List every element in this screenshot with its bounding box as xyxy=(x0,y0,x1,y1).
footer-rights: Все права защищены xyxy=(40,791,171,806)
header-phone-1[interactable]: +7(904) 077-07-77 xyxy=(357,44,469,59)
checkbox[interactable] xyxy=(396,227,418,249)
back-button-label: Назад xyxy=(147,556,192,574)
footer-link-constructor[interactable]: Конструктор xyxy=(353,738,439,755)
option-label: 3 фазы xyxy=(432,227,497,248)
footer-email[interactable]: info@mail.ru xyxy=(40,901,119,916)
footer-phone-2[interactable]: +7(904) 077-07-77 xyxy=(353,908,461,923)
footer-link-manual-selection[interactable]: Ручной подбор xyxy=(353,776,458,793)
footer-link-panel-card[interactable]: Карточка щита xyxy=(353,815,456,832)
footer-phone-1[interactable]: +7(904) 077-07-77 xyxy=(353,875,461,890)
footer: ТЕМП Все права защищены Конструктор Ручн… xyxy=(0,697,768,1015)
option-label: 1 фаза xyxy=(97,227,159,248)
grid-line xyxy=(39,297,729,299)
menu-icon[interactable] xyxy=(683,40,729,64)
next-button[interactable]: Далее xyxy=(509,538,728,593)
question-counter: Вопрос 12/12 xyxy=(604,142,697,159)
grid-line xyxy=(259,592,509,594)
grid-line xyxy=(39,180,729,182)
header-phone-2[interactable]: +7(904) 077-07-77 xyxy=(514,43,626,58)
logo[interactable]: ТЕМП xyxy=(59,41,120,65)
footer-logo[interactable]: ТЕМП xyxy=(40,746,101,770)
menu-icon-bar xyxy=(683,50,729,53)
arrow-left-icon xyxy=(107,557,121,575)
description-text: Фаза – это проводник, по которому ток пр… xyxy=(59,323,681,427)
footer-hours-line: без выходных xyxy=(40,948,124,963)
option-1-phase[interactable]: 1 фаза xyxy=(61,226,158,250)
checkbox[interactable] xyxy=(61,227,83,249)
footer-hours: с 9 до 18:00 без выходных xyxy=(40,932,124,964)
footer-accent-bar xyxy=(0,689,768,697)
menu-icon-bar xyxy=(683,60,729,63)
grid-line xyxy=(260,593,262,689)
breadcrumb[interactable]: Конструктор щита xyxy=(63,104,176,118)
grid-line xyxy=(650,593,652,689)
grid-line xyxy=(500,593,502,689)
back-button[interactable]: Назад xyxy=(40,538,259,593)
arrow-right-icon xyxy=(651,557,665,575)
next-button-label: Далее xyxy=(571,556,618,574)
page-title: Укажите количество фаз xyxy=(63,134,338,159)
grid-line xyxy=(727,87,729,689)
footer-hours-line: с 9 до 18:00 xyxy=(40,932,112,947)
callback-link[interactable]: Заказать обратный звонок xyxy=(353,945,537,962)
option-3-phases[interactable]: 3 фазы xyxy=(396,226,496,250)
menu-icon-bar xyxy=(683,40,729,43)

» **YOUR OBJECTIVE**
Copy each entry above word for word, one line at a time, in the same order and with nothing changed.

» **THE OUTPUT**
List every element in this screenshot with its bounding box as xyxy=(x0,y0,x1,y1).
footer-rights: Все права защищены xyxy=(40,791,171,806)
header-phone-1[interactable]: +7(904) 077-07-77 xyxy=(357,44,469,59)
checkbox[interactable] xyxy=(396,227,418,249)
back-button-label: Назад xyxy=(147,556,192,574)
footer-link-constructor[interactable]: Конструктор xyxy=(353,738,439,755)
option-label: 3 фазы xyxy=(432,227,497,248)
footer-email[interactable]: info@mail.ru xyxy=(40,901,119,916)
footer-phone-2[interactable]: +7(904) 077-07-77 xyxy=(353,908,461,923)
footer-link-manual-selection[interactable]: Ручной подбор xyxy=(353,776,458,793)
footer-link-panel-card[interactable]: Карточка щита xyxy=(353,815,456,832)
footer-phone-1[interactable]: +7(904) 077-07-77 xyxy=(353,875,461,890)
footer: ТЕМП Все права защищены Конструктор Ручн… xyxy=(0,697,768,1015)
option-label: 1 фаза xyxy=(97,227,159,248)
grid-line xyxy=(39,297,729,299)
menu-icon[interactable] xyxy=(683,40,729,64)
next-button[interactable]: Далее xyxy=(509,538,728,593)
question-counter: Вопрос 12/12 xyxy=(604,142,697,159)
grid-line xyxy=(259,592,509,594)
grid-line xyxy=(39,180,729,182)
header-phone-2[interactable]: +7(904) 077-07-77 xyxy=(514,43,626,58)
logo[interactable]: ТЕМП xyxy=(59,41,120,65)
footer-logo[interactable]: ТЕМП xyxy=(40,746,101,770)
menu-icon-bar xyxy=(683,50,729,53)
arrow-left-icon xyxy=(107,557,121,575)
description-text: Фаза – это проводник, по которому ток пр… xyxy=(59,323,681,427)
footer-hours-line: без выходных xyxy=(40,948,124,963)
option-1-phase[interactable]: 1 фаза xyxy=(61,226,158,250)
checkbox[interactable] xyxy=(61,227,83,249)
footer-hours: с 9 до 18:00 без выходных xyxy=(40,932,124,964)
footer-accent-bar xyxy=(0,689,768,697)
menu-icon-bar xyxy=(683,60,729,63)
grid-line xyxy=(260,593,262,689)
breadcrumb[interactable]: Конструктор щита xyxy=(63,104,176,118)
grid-line xyxy=(650,593,652,689)
grid-line xyxy=(500,593,502,689)
back-button[interactable]: Назад xyxy=(40,538,259,593)
arrow-right-icon xyxy=(651,557,665,575)
next-button-label: Далее xyxy=(571,556,618,574)
page-title: Укажите количество фаз xyxy=(63,134,338,159)
grid-line xyxy=(727,87,729,689)
footer-hours-line: с 9 до 18:00 xyxy=(40,932,112,947)
callback-link[interactable]: Заказать обратный звонок xyxy=(353,945,537,962)
option-3-phases[interactable]: 3 фазы xyxy=(396,226,496,250)
menu-icon-bar xyxy=(683,40,729,43)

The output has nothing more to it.